What is the number of lines that include the word "Accidents"? Provide only that figure.

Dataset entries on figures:
◇ ◇ ◇ ◇ ◇ ◇ ◇
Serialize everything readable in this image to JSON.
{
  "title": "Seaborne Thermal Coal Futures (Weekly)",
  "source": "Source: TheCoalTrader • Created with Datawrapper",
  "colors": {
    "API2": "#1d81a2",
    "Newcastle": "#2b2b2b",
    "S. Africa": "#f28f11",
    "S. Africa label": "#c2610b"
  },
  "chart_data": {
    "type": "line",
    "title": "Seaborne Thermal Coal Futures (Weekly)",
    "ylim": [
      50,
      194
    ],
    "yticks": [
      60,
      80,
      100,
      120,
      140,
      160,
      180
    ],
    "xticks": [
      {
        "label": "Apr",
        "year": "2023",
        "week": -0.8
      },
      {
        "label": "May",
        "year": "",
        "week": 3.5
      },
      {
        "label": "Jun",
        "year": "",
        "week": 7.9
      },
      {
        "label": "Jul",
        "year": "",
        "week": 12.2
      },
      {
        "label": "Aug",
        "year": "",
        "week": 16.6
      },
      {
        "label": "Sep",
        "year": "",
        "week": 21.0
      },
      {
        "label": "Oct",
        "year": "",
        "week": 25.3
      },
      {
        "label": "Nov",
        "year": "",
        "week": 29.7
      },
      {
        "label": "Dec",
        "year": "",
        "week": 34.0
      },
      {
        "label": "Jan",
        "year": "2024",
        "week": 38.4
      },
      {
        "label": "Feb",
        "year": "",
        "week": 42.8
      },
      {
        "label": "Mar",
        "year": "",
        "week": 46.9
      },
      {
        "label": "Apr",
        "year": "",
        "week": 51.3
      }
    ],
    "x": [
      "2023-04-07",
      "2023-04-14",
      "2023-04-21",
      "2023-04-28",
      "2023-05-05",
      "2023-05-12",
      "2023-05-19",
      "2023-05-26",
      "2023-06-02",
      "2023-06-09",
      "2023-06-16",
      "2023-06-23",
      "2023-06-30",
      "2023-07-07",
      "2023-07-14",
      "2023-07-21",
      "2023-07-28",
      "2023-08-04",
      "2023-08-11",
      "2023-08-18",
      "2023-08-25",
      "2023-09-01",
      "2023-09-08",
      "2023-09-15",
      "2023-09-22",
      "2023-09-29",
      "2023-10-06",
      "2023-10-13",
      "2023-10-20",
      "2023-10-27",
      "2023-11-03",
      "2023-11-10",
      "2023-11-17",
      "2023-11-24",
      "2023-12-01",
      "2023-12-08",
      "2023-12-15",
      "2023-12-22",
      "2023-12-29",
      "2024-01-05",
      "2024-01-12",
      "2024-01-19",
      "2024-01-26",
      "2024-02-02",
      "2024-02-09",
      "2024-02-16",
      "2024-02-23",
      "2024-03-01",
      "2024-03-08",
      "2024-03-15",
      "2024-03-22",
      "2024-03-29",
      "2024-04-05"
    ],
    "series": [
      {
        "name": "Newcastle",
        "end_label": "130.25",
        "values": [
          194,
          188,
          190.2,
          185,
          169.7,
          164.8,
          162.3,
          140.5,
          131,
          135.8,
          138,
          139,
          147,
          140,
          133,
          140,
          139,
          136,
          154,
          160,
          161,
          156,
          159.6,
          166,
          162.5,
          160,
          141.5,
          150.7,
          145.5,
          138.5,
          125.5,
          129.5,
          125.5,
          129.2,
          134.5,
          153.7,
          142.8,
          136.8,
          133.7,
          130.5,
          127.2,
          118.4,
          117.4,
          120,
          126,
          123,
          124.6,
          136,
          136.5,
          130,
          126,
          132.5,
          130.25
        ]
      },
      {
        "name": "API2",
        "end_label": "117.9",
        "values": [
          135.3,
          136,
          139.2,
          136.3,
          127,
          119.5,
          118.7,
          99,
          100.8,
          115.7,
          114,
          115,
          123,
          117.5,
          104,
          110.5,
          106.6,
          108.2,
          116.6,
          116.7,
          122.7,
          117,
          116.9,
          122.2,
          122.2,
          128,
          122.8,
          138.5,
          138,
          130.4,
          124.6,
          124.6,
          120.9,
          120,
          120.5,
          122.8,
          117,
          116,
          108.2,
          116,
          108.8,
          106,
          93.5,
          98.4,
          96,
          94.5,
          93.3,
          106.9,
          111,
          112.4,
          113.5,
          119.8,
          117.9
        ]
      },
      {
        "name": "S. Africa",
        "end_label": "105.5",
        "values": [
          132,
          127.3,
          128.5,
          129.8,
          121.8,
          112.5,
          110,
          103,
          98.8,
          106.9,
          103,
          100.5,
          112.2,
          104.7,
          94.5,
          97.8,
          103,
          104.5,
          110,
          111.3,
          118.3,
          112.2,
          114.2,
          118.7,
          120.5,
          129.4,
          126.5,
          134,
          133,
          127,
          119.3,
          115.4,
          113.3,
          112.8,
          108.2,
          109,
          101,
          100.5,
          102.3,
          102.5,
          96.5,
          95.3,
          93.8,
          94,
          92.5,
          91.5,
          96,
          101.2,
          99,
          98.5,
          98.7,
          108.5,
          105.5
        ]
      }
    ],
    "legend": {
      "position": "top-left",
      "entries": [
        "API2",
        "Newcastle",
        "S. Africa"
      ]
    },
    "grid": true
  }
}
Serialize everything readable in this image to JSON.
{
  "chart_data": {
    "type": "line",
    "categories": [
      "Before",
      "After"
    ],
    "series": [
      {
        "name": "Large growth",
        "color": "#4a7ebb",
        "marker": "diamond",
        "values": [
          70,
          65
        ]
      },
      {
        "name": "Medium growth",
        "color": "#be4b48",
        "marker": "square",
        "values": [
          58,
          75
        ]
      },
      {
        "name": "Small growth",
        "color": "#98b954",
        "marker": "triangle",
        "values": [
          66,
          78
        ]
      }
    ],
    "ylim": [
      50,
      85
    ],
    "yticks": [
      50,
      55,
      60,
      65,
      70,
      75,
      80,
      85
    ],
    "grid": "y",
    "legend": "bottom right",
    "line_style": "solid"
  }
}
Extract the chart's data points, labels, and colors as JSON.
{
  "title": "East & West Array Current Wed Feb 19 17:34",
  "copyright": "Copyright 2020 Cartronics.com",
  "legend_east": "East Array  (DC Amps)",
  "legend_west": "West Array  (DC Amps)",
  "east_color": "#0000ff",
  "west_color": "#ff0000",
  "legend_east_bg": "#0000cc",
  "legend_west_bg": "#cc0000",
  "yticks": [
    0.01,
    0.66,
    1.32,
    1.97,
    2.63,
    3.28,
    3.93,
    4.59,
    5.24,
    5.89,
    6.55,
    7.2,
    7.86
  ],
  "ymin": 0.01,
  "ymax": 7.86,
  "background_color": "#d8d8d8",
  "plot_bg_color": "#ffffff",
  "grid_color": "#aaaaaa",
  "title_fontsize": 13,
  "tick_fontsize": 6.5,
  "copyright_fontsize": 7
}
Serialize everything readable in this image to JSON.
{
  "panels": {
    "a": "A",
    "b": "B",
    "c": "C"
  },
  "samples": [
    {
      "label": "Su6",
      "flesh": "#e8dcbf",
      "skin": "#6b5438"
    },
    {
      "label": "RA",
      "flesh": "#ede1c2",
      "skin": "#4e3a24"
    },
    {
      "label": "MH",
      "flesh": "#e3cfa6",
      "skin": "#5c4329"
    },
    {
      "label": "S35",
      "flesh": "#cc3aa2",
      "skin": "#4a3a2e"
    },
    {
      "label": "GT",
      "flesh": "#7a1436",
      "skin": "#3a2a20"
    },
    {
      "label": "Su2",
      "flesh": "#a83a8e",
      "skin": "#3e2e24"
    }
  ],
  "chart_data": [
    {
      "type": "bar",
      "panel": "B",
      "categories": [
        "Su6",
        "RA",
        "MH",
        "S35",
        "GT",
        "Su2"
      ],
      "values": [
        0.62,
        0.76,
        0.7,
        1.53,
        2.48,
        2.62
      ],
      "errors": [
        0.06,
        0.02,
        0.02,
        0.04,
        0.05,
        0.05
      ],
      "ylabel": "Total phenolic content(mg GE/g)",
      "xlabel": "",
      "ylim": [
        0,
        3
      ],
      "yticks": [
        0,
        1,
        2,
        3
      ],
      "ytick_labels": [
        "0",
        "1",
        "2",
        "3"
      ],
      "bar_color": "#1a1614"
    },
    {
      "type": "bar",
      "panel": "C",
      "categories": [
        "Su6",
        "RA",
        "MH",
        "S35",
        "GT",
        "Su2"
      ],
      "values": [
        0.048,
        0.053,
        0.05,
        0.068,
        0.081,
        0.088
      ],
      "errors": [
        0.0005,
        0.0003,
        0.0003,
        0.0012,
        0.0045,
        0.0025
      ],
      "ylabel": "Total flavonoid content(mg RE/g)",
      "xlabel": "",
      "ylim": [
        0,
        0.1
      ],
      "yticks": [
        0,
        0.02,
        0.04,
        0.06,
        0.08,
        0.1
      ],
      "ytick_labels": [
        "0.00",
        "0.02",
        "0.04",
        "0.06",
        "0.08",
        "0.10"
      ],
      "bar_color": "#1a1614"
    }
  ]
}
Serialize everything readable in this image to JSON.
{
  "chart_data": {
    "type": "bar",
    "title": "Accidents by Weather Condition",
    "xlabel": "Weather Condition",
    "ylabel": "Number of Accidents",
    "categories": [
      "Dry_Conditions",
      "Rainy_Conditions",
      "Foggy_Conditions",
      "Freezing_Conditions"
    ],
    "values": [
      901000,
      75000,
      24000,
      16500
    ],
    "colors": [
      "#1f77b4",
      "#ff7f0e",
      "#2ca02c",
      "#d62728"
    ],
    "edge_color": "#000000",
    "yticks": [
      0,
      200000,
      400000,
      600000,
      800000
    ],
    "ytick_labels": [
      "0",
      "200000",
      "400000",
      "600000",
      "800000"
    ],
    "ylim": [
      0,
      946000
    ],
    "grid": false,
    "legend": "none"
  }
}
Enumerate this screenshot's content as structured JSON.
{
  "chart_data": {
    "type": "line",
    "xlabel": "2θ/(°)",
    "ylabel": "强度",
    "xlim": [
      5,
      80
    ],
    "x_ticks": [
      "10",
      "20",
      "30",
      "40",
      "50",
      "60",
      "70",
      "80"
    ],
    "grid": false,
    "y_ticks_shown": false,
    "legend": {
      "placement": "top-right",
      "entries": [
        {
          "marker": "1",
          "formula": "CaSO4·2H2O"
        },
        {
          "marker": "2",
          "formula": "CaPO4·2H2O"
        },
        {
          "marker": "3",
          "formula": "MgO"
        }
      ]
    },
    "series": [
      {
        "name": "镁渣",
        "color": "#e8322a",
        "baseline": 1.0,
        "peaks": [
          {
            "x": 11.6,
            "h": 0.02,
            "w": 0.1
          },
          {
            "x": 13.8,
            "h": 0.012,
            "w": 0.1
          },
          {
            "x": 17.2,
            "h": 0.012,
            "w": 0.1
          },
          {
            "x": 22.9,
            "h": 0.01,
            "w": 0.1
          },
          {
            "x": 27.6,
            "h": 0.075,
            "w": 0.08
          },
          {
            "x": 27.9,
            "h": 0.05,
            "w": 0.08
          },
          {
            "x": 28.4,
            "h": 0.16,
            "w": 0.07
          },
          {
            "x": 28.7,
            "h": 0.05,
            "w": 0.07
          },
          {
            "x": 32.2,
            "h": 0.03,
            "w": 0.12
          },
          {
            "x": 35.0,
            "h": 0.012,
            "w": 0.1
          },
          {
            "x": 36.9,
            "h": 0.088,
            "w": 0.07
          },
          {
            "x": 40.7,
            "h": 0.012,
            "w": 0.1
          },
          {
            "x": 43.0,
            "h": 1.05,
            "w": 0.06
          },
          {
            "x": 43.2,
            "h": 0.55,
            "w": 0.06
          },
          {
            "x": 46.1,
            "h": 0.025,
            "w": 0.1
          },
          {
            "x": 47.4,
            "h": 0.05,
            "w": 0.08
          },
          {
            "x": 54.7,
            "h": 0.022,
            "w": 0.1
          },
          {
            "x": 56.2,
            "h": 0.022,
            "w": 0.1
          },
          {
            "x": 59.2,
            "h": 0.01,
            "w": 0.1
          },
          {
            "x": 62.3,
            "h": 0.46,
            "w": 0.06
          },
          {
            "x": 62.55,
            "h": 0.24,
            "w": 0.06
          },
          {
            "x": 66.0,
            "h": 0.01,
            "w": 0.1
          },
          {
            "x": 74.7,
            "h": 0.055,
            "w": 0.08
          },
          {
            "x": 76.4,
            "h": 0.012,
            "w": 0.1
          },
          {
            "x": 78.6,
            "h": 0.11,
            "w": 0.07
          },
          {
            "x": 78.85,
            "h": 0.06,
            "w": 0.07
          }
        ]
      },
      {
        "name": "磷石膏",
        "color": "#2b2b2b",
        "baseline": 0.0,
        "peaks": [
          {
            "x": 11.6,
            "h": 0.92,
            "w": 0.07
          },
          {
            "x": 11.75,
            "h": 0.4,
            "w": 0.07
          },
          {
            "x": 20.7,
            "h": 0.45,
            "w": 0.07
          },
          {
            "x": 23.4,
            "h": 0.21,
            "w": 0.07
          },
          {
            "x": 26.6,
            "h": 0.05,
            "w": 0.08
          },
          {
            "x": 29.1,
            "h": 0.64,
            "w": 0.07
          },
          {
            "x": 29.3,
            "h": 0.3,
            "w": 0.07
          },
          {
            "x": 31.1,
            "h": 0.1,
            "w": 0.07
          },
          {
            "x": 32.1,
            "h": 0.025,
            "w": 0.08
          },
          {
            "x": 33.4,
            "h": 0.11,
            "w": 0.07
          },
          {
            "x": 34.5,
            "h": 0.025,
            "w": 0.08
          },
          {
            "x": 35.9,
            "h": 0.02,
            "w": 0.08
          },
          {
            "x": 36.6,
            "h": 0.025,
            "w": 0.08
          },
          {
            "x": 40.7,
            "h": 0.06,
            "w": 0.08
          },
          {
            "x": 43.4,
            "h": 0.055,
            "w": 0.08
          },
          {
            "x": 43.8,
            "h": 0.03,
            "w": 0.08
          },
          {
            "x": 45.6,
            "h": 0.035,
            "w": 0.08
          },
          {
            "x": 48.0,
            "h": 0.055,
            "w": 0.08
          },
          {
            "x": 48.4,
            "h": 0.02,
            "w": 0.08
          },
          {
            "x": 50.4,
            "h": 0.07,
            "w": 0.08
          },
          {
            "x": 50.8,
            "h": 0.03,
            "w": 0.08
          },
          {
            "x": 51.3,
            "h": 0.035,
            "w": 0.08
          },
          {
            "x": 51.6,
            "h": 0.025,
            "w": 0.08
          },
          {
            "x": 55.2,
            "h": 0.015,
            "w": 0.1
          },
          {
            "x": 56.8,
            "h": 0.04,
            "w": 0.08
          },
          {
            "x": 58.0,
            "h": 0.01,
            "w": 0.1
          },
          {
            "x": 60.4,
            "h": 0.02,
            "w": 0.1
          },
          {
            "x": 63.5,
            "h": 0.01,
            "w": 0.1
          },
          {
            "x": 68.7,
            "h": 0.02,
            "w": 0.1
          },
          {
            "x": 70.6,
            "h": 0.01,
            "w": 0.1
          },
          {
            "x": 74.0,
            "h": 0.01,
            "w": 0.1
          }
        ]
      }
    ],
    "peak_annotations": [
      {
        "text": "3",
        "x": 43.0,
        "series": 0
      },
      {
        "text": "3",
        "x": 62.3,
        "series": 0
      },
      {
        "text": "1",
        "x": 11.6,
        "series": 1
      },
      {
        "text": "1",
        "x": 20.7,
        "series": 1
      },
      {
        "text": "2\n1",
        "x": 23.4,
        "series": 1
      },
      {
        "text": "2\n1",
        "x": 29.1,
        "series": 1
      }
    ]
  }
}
◇ ◇ ◇ ◇ ◇ ◇ ◇
Result for this task =>
2